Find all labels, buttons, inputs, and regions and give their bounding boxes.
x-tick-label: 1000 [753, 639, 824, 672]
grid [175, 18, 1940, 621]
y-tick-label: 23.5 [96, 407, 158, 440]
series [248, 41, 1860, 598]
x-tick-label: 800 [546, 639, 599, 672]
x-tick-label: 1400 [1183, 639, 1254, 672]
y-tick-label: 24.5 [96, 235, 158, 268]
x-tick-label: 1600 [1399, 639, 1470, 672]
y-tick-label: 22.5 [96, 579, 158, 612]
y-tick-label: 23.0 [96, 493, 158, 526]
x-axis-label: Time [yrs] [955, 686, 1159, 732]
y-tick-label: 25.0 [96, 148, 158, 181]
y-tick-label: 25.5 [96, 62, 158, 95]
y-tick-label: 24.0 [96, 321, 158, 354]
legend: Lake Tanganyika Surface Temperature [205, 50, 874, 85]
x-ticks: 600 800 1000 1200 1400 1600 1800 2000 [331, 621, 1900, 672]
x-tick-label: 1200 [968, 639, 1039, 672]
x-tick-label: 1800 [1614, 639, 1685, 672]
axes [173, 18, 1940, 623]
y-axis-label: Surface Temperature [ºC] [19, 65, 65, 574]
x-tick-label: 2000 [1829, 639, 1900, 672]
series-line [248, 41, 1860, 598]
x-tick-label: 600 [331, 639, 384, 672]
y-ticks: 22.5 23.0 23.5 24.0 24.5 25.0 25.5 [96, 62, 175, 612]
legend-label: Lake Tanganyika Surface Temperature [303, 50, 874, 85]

- **Task directions**
Update the listing by changing every "Surface Temperature" to "Water Temperature" and leaving everything else unchanged.

- **Exercise solution**
Find all labels, buttons, inputs, and regions and give their bounding boxes.
x-tick-label: 1000 [753, 639, 824, 672]
grid [175, 18, 1940, 621]
y-tick-label: 23.5 [96, 407, 158, 440]
series [248, 41, 1860, 598]
x-tick-label: 800 [546, 639, 599, 672]
x-tick-label: 1400 [1183, 639, 1254, 672]
y-tick-label: 24.5 [96, 235, 158, 268]
x-tick-label: 1600 [1399, 639, 1470, 672]
y-tick-label: 22.5 [96, 579, 158, 612]
y-tick-label: 23.0 [96, 493, 158, 526]
x-axis-label: Time [yrs] [955, 686, 1159, 732]
y-tick-label: 25.0 [96, 148, 158, 181]
y-tick-label: 25.5 [96, 62, 158, 95]
y-tick-label: 24.0 [96, 321, 158, 354]
legend: Lake Tanganyika Water Temperature [205, 50, 874, 85]
x-ticks: 600 800 1000 1200 1400 1600 1800 2000 [331, 621, 1900, 672]
x-tick-label: 1200 [968, 639, 1039, 672]
x-tick-label: 1800 [1614, 639, 1685, 672]
axes [173, 18, 1940, 623]
y-axis-label: Water Temperature [ºC] [19, 65, 65, 574]
x-tick-label: 2000 [1829, 639, 1900, 672]
series-line [248, 41, 1860, 598]
x-tick-label: 600 [331, 639, 384, 672]
y-ticks: 22.5 23.0 23.5 24.0 24.5 25.0 25.5 [96, 62, 175, 612]
legend-label: Lake Tanganyika Water Temperature [303, 50, 874, 85]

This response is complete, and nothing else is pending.